-- Start of Available data --

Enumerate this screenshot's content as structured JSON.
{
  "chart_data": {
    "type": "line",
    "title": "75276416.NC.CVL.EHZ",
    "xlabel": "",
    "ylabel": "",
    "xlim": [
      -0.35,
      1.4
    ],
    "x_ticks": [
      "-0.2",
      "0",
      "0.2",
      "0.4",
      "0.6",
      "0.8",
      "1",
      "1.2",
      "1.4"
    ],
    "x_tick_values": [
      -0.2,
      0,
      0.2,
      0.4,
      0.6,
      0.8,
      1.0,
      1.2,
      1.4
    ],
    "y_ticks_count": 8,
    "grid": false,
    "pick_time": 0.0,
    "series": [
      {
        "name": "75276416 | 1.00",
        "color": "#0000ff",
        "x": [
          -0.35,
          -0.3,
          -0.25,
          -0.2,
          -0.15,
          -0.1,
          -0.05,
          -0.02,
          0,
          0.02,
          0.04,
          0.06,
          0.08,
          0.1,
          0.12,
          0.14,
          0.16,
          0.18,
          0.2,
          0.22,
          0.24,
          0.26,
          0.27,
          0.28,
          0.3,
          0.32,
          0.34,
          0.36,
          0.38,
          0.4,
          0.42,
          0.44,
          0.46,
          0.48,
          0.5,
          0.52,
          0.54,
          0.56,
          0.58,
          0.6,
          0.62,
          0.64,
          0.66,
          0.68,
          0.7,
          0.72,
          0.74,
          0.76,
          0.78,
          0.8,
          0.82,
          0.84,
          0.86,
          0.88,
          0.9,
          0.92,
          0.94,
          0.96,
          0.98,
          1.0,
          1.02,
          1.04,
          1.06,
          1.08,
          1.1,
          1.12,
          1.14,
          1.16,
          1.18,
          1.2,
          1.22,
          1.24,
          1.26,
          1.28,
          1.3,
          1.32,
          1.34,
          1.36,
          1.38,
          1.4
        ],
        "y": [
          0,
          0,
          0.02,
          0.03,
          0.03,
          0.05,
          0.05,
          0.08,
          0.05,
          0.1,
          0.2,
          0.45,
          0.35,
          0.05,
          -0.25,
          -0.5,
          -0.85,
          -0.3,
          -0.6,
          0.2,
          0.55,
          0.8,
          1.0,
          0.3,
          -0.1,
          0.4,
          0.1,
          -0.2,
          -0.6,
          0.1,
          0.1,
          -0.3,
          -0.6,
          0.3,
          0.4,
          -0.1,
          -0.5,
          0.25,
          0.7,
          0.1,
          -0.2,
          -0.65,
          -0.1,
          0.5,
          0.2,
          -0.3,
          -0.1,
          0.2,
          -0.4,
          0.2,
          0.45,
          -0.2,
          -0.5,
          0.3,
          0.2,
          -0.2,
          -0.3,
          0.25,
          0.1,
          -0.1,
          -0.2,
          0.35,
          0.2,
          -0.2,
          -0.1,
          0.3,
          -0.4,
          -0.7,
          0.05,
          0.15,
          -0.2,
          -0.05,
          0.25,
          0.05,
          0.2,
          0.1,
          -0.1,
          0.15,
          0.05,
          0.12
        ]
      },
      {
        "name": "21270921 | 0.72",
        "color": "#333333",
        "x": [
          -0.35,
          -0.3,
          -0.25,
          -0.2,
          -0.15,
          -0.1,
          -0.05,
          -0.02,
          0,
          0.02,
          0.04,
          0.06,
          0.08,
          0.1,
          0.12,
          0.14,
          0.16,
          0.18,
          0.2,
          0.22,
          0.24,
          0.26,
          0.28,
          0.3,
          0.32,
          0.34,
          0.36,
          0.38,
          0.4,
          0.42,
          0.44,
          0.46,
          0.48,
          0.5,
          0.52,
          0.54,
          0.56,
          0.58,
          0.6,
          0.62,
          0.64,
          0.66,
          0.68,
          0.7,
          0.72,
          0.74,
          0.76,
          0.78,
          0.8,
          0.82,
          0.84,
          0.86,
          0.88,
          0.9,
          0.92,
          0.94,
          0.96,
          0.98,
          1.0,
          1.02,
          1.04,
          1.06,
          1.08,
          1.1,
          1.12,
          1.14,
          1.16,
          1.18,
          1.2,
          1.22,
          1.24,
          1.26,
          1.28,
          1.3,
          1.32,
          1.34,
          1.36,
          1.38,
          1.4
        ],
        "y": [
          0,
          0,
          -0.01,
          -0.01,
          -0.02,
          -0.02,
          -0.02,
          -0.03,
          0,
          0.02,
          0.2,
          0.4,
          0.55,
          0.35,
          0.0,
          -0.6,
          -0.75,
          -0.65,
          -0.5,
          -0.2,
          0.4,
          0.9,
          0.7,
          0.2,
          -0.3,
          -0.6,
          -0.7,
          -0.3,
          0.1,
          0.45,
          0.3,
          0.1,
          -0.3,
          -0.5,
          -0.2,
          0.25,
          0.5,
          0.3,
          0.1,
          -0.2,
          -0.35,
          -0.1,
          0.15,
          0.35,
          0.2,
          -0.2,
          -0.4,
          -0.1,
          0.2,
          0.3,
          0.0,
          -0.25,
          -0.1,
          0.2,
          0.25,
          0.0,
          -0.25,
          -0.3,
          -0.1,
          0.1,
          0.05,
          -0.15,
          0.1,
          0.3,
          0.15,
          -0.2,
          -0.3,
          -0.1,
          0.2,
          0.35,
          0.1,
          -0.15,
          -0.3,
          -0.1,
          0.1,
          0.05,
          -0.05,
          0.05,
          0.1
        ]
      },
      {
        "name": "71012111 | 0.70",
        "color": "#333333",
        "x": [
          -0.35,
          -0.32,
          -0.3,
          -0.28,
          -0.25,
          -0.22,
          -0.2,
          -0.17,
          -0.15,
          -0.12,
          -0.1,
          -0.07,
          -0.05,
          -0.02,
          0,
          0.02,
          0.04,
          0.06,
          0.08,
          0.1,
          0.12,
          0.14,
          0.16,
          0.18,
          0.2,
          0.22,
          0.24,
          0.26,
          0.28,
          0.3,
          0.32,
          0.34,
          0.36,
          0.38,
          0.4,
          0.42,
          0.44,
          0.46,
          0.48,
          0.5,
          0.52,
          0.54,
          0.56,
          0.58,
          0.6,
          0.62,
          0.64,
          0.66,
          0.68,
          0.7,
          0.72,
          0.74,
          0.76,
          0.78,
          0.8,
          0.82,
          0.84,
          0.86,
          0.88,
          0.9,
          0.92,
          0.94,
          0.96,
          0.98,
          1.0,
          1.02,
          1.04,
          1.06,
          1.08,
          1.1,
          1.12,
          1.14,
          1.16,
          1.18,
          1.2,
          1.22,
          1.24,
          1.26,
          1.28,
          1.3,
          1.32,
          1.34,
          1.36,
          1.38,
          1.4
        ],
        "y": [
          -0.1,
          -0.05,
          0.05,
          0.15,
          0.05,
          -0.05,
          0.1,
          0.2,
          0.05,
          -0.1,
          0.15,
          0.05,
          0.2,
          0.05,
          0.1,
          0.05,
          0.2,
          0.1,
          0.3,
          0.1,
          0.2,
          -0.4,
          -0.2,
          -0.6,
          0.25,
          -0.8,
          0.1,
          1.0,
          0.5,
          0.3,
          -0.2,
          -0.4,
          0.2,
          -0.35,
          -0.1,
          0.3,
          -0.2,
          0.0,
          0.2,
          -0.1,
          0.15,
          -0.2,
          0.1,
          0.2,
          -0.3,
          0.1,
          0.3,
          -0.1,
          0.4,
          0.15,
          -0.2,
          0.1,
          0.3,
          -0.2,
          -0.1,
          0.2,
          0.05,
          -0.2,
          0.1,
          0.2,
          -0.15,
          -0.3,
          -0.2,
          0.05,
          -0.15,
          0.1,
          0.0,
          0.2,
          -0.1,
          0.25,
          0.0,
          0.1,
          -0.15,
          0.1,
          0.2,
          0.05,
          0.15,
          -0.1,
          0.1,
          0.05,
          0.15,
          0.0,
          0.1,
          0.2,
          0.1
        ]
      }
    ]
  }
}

-- End of Available data --
-- Start of Available data --

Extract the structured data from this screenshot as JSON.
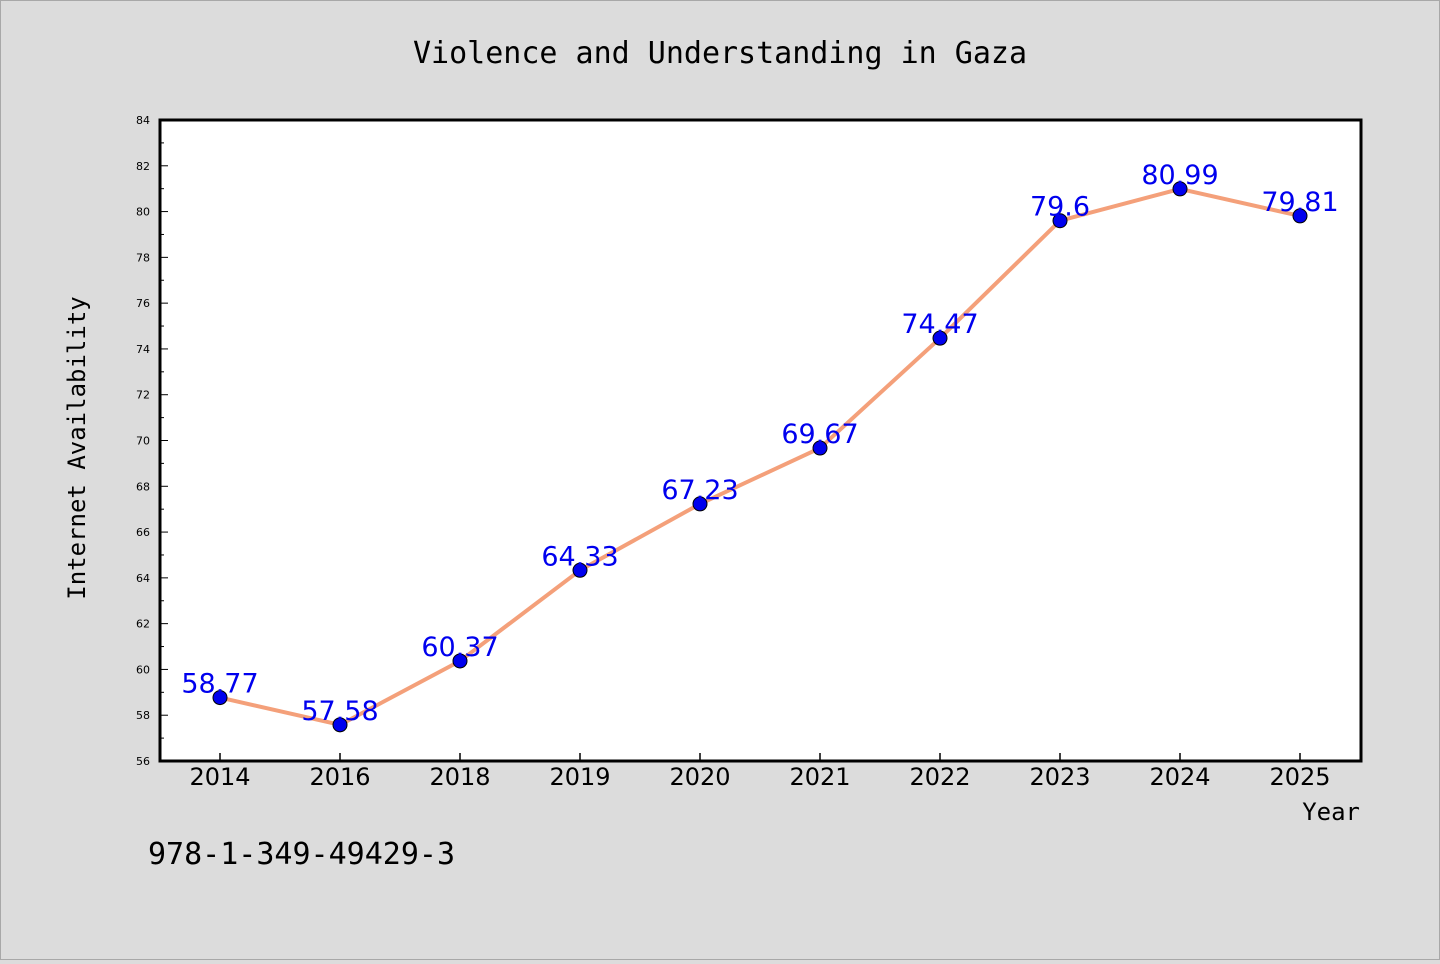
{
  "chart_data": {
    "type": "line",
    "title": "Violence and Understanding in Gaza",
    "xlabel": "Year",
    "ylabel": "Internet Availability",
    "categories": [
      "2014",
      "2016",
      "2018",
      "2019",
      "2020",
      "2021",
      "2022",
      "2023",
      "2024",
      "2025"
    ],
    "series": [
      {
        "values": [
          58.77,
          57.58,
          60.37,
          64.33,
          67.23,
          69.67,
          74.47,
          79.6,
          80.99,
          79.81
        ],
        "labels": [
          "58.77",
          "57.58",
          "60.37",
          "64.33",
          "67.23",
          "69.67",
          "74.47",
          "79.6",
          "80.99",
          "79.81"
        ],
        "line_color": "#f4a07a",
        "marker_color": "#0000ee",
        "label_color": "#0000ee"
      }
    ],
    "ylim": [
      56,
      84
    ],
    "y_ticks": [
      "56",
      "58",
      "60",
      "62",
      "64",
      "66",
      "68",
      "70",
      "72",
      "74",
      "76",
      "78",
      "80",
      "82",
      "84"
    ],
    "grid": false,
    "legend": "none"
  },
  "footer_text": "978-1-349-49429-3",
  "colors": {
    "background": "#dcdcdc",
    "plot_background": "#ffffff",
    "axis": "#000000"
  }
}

-- End of Available data --

• Exercise goal: All lines above with "ylabel" in them should be returned.

• Full solution:
    "ylabel": "",
    "ylabel": "Internet Availability",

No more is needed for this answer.